* Problem description:
Give the number of lines that include the word "this", nothing more.

%%

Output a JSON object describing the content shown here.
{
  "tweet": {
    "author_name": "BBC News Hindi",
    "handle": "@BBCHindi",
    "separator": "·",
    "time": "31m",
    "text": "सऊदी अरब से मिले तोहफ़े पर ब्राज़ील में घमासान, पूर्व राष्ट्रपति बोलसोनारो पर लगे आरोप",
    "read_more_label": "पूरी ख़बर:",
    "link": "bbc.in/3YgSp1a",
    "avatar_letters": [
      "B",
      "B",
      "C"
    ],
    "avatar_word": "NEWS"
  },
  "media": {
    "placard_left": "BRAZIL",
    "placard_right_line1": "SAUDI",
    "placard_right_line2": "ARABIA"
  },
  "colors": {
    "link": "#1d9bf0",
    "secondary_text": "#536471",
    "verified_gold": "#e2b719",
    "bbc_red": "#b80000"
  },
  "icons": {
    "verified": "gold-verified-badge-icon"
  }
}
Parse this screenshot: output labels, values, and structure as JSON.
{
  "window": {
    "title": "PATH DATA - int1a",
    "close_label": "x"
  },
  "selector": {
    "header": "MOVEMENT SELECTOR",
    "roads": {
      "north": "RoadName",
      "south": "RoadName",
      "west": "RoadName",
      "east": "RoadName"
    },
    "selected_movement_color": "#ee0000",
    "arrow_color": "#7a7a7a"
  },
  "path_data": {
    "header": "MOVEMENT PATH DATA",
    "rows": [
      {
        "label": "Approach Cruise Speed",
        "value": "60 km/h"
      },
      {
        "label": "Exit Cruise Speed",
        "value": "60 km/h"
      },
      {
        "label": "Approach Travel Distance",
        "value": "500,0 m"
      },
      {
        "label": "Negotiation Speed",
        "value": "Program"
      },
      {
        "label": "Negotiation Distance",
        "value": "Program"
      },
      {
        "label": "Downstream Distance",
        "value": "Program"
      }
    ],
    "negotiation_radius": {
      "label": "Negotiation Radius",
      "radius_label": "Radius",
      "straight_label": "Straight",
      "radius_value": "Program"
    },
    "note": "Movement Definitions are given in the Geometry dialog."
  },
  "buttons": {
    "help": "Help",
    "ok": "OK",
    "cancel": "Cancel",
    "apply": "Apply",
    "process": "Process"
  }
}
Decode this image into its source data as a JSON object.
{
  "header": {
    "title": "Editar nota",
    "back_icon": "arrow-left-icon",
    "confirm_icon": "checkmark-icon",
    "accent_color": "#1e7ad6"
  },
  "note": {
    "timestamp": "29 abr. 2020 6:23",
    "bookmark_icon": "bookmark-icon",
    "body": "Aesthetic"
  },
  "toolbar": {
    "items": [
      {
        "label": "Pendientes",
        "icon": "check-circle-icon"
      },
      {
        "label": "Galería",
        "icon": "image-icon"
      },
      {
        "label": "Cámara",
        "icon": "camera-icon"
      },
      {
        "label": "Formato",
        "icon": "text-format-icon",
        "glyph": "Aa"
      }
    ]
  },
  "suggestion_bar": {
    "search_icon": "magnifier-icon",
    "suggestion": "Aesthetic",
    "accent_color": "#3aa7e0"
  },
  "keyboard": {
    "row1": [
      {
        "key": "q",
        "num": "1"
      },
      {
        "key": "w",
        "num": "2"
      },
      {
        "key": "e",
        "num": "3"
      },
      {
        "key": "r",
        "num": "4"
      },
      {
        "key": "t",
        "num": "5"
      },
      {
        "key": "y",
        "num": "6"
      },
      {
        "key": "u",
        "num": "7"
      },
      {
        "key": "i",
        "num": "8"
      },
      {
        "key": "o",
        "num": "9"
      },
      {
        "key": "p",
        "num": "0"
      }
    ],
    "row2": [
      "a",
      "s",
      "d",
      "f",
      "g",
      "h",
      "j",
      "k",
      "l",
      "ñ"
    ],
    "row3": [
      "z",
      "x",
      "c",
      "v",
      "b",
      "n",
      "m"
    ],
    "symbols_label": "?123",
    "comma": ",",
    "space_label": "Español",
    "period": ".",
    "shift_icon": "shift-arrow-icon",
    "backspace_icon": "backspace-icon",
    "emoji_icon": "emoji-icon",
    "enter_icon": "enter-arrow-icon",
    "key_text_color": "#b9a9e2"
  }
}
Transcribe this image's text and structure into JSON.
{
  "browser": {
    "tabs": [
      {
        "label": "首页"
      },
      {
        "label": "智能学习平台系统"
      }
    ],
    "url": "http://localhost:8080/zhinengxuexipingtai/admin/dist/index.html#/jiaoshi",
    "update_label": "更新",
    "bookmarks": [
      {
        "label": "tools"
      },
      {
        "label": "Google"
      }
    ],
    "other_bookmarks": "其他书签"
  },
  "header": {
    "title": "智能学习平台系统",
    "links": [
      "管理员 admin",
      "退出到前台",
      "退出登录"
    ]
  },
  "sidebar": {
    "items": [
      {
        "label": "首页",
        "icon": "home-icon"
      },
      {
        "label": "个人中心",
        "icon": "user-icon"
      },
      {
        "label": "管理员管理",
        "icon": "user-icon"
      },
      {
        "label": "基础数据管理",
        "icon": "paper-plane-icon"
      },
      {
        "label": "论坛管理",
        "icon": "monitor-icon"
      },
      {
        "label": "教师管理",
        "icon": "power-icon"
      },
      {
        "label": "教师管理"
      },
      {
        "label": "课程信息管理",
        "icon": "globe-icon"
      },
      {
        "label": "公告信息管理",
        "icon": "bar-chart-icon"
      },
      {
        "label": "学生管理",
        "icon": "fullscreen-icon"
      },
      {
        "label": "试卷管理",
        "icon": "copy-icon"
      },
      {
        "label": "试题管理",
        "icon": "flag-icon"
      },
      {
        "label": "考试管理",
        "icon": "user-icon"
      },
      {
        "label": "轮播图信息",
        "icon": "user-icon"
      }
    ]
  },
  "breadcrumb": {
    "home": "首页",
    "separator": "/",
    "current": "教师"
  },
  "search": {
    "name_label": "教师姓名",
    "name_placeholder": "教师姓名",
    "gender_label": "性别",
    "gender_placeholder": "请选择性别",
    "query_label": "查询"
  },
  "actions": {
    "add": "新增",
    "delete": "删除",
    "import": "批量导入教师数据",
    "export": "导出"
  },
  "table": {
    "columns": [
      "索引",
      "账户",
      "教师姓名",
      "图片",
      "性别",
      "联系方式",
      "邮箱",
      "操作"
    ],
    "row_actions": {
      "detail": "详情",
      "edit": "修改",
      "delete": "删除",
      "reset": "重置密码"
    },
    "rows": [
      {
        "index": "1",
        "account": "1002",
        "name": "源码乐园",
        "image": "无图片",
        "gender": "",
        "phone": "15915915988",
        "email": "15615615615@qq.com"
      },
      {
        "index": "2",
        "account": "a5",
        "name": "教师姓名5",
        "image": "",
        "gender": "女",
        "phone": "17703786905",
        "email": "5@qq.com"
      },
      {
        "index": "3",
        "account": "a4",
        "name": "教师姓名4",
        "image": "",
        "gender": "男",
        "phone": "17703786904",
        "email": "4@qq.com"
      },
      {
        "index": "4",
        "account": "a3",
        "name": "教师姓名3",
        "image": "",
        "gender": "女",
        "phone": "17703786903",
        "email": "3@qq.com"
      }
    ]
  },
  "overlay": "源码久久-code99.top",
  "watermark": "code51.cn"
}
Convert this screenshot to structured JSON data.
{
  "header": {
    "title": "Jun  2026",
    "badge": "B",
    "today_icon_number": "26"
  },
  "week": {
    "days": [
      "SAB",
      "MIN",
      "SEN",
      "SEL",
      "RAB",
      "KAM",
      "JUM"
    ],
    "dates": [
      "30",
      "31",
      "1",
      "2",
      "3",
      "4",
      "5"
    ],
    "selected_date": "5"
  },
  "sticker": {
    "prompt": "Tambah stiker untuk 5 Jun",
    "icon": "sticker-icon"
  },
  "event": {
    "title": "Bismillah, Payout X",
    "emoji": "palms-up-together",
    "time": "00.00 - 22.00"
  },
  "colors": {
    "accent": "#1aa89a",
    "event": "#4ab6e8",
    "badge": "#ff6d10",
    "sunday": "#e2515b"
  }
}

%%

* Solution to the problem:
4